AIM – Beneath this task is a listing; retype all of it exactly.

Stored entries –

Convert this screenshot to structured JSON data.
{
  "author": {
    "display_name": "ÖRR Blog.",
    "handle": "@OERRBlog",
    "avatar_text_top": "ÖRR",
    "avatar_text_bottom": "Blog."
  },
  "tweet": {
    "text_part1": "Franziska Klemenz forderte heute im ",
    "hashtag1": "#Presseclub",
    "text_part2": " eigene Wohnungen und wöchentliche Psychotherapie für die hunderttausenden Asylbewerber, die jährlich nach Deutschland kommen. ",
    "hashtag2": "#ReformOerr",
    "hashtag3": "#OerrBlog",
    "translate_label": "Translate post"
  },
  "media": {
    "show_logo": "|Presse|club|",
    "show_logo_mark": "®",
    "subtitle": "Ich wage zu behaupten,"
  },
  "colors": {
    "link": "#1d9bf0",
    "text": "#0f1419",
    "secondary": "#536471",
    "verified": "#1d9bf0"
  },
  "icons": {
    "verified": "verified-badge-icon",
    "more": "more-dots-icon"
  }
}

SOLUTION –
Convert this screenshot to structured JSON data.
{
  "author": {
    "display_name": "ÖRR Blog.",
    "handle": "@OERRBlog",
    "avatar_text_top": "ÖRR",
    "avatar_text_bottom": "Blog."
  },
  "tweet": {
    "text_part1": "Franziska Klemenz forderte heute im ",
    "hashtag1": "#Presseclub",
    "text_part2": " eigene Wohnungen und wöchentliche Psychotherapie für die hunderttausenden Asylbewerber, die jährlich nach Deutschland kommen. ",
    "hashtag2": "#ReformOerr",
    "hashtag3": "#OerrBlog",
    "translate_label": "Translate post"
  },
  "media": {
    "show_logo": "|Presse|club|",
    "show_logo_mark": "®",
    "subtitle": "Ich wage zu behaupten,"
  },
  "colors": {
    "link": "#1d9bf0",
    "text": "#0f1419",
    "secondary": "#536471",
    "verified": "#1d9bf0"
  },
  "icons": {
    "verified": "verified-badge-icon",
    "more": "more-dots-icon"
  }
}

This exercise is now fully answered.